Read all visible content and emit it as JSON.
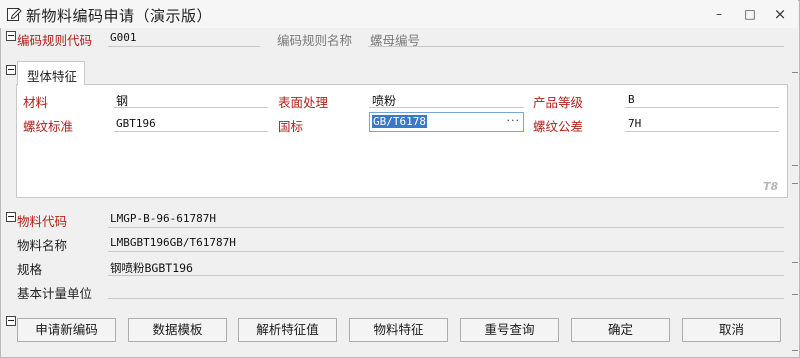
{
  "window": {
    "title": "新物料编码申请（演示版）",
    "controls": {
      "minimize": "–",
      "maximize": "□",
      "close": "×"
    }
  },
  "rule": {
    "code_label": "编码规则代码",
    "code_value": "G001",
    "name_label": "编码规则名称",
    "name_value": "螺母编号"
  },
  "features": {
    "tab_label": "型体特征",
    "fields": {
      "material_label": "材料",
      "material_value": "钢",
      "surface_label": "表面处理",
      "surface_value": "喷粉",
      "grade_label": "产品等级",
      "grade_value": "B",
      "thread_std_label": "螺纹标准",
      "thread_std_value": "GBT196",
      "national_label": "国标",
      "national_value": "GB/T6178",
      "tolerance_label": "螺纹公差",
      "tolerance_value": "7H"
    },
    "watermark": "T8"
  },
  "material": {
    "code_label": "物料代码",
    "code_value": "LMGP-B-96-61787H",
    "name_label": "物料名称",
    "name_value": "LMBGBT196GB/T61787H",
    "spec_label": "规格",
    "spec_value": "钢喷粉BGBT196",
    "unit_label": "基本计量单位",
    "unit_value": ""
  },
  "buttons": {
    "apply": "申请新编码",
    "template": "数据模板",
    "parse": "解析特征值",
    "features": "物料特征",
    "dup_query": "重号查询",
    "confirm": "确定",
    "cancel": "取消"
  },
  "colors": {
    "required_label": "#b0231b",
    "selection": "#3a78c9",
    "focus_border": "#7aa6d4"
  }
}
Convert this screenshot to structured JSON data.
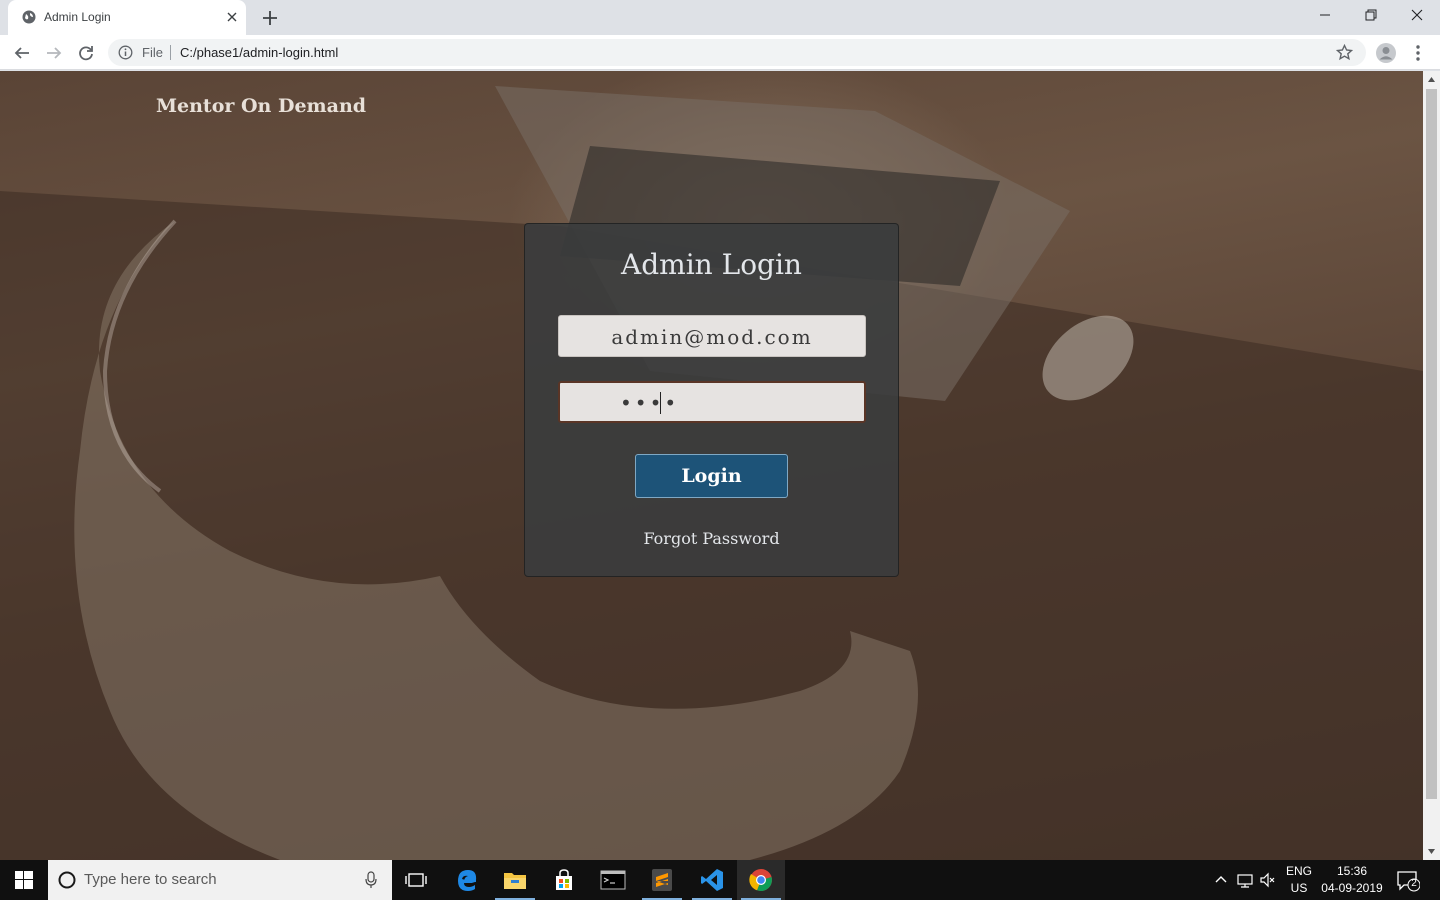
{
  "browser": {
    "tab_title": "Admin Login",
    "omnibox_scheme_label": "File",
    "url": "C:/phase1/admin-login.html"
  },
  "page": {
    "brand": "Mentor On Demand",
    "login": {
      "title": "Admin Login",
      "email_value": "admin@mod.com",
      "password_mask": "••••",
      "login_button": "Login",
      "forgot_link": "Forgot Password"
    }
  },
  "taskbar": {
    "search_placeholder": "Type here to search",
    "lang_line1": "ENG",
    "lang_line2": "US",
    "time": "15:36",
    "date": "04-09-2019",
    "notification_count": "2"
  },
  "colors": {
    "login_button": "#1d5378",
    "card_bg": "#3a3c3e",
    "taskbar": "#101010"
  }
}
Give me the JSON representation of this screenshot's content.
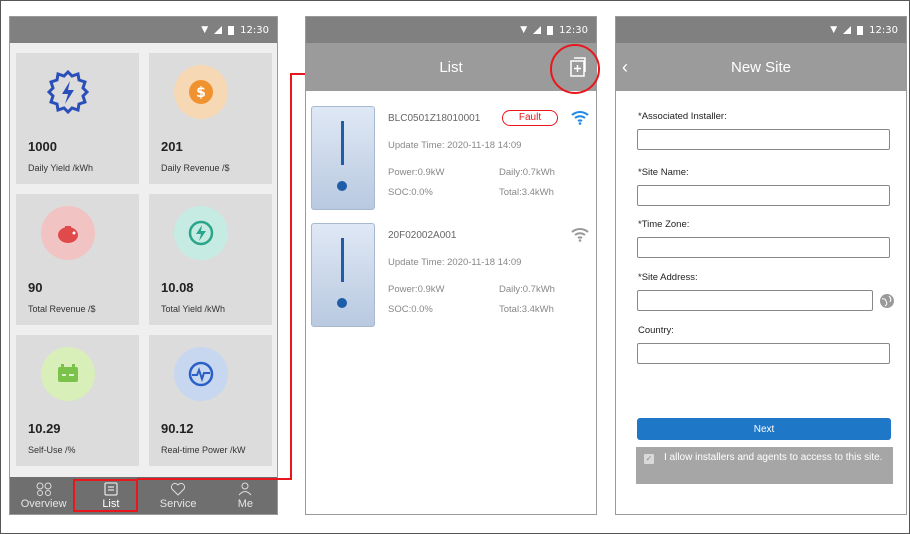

• Problem statement
Copy out all of the data word for word. Do not carry over any picture.

• Answer to the exercise
Read all visible content and emit it as JSON.
{
  "window": {
    "title": "新物料编码申请（演示版）",
    "controls": {
      "minimize": "–",
      "maximize": "□",
      "close": "×"
    }
  },
  "rule": {
    "code_label": "编码规则代码",
    "code_value": "G001",
    "name_label": "编码规则名称",
    "name_value": "螺母编号"
  },
  "features": {
    "tab_label": "型体特征",
    "fields": {
      "material_label": "材料",
      "material_value": "钢",
      "surface_label": "表面处理",
      "surface_value": "喷粉",
      "grade_label": "产品等级",
      "grade_value": "B",
      "thread_std_label": "螺纹标准",
      "thread_std_value": "GBT196",
      "national_label": "国标",
      "national_value": "GB/T6178",
      "tolerance_label": "螺纹公差",
      "tolerance_value": "7H"
    },
    "watermark": "T8"
  },
  "material": {
    "code_label": "物料代码",
    "code_value": "LMGP-B-96-61787H",
    "name_label": "物料名称",
    "name_value": "LMBGBT196GB/T61787H",
    "spec_label": "规格",
    "spec_value": "钢喷粉BGBT196",
    "unit_label": "基本计量单位",
    "unit_value": ""
  },
  "buttons": {
    "apply": "申请新编码",
    "template": "数据模板",
    "parse": "解析特征值",
    "features": "物料特征",
    "dup_query": "重号查询",
    "confirm": "确定",
    "cancel": "取消"
  },
  "colors": {
    "required_label": "#b0231b",
    "selection": "#3a78c9",
    "focus_border": "#7aa6d4"
  }
}
Convert this screenshot to structured JSON data.
{
  "browser": {
    "tab_title": "Admin Login",
    "omnibox_scheme_label": "File",
    "url": "C:/phase1/admin-login.html"
  },
  "page": {
    "brand": "Mentor On Demand",
    "login": {
      "title": "Admin Login",
      "email_value": "admin@mod.com",
      "password_mask": "••••",
      "login_button": "Login",
      "forgot_link": "Forgot Password"
    }
  },
  "taskbar": {
    "search_placeholder": "Type here to search",
    "lang_line1": "ENG",
    "lang_line2": "US",
    "time": "15:36",
    "date": "04-09-2019",
    "notification_count": "2"
  },
  "colors": {
    "login_button": "#1d5378",
    "card_bg": "#3a3c3e",
    "taskbar": "#101010"
  }
}
Give me the JSON representation of this screenshot's content.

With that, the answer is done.